> WORK REQUIRED: Go through the listing and pick out each line with the word "influence" in it.

# # # # #

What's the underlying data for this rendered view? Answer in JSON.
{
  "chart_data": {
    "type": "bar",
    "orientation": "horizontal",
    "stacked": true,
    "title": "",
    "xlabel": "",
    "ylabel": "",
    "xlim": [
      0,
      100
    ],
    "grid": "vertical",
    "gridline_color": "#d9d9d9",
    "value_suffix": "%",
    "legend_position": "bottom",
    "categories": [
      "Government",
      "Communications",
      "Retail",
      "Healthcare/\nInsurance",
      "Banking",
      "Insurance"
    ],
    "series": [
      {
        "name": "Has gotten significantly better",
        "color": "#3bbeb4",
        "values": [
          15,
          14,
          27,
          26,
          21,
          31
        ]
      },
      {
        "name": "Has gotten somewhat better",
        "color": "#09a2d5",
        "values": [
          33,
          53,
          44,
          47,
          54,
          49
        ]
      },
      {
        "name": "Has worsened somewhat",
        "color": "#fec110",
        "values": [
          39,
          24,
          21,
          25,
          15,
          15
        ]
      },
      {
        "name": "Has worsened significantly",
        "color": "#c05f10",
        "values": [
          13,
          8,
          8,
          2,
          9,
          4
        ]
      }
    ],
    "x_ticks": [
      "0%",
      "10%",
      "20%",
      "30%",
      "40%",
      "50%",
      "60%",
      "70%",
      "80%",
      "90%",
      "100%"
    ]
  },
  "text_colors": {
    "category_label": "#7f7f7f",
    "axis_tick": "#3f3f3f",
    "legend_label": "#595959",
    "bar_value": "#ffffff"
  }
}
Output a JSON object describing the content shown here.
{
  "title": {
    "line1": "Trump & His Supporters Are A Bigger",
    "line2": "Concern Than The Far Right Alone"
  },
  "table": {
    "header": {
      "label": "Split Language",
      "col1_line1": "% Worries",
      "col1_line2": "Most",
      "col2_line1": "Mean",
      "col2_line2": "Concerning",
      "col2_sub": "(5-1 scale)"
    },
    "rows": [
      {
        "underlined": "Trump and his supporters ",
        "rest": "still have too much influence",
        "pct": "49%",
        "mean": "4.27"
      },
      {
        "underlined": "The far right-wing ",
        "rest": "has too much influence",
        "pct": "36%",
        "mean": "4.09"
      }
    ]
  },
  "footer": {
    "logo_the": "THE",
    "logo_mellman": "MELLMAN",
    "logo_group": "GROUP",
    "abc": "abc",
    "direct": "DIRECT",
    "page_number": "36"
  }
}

# # # # #

> WRITTEN SOLUTION:
        "rest": "still have too much influence",
        "rest": "has too much influence",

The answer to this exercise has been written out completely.